• STATED GOAL: The entries below should be given again exactly, minus their pictures.

• DATA:
------------------------------------------------------------------------
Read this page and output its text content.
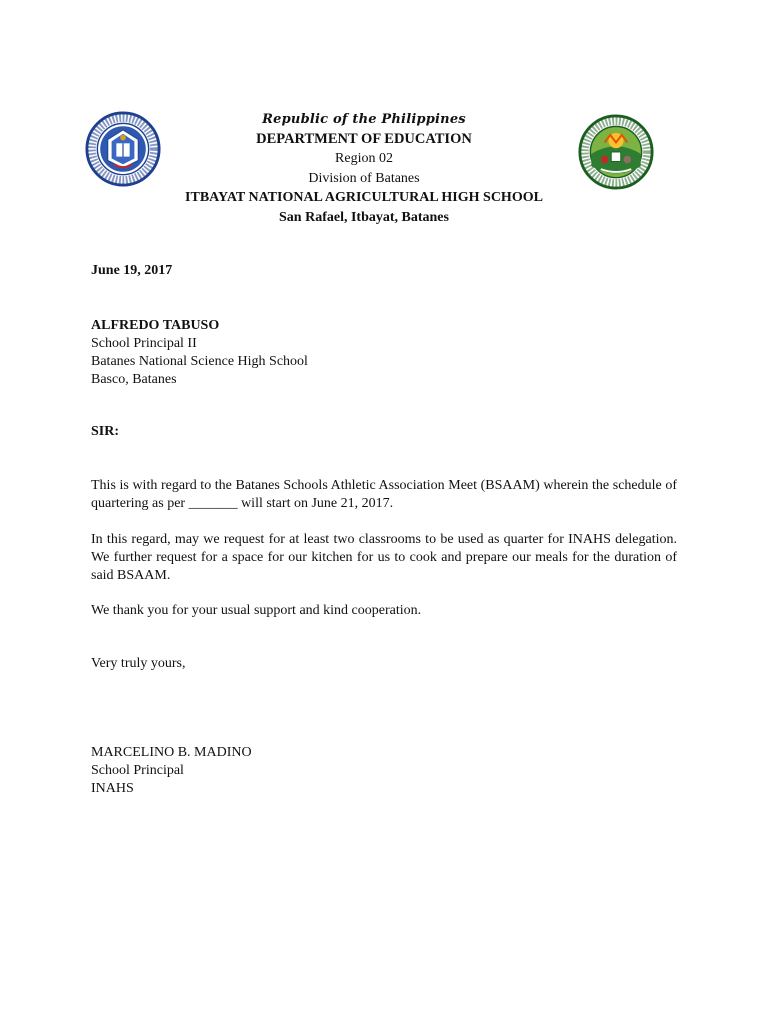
Republic of the Philippines
DEPARTMENT OF EDUCATION
Region 02
Division of Batanes
ITBAYAT NATIONAL AGRICULTURAL HIGH SCHOOL
San Rafael, Itbayat, Batanes
June 19, 2017
ALFREDO TABUSO
School Principal II
Batanes National Science High School
Basco, Batanes
SIR:

This is with regard to the Batanes Schools Athletic Association Meet (BSAAM) wherein the schedule of quartering as per _______ will start on June 21, 2017.

In this regard, may we request for at least two classrooms to be used as quarter for INAHS delegation. We further request for a space for our kitchen for us to cook and prepare our meals for the duration of said BSAAM.

We thank you for your usual support and kind cooperation.

Very truly yours,
MARCELINO B. MADINO
School Principal
INAHS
------------------------------------------------------------------------
• SOLUTION TO THIS PROBLEM:
Read this page and output its text content.
Republic of the Philippines
DEPARTMENT OF EDUCATION
Region 02
Division of Batanes
ITBAYAT NATIONAL AGRICULTURAL HIGH SCHOOL
San Rafael, Itbayat, Batanes
June 19, 2017
ALFREDO TABUSO
School Principal II
Batanes National Science High School
Basco, Batanes
SIR:

This is with regard to the Batanes Schools Athletic Association Meet (BSAAM) wherein the schedule of quartering as per _______ will start on June 21, 2017.

In this regard, may we request for at least two classrooms to be used as quarter for INAHS delegation. We further request for a space for our kitchen for us to cook and prepare our meals for the duration of said BSAAM.

We thank you for your usual support and kind cooperation.

Very truly yours,
MARCELINO B. MADINO
School Principal
INAHS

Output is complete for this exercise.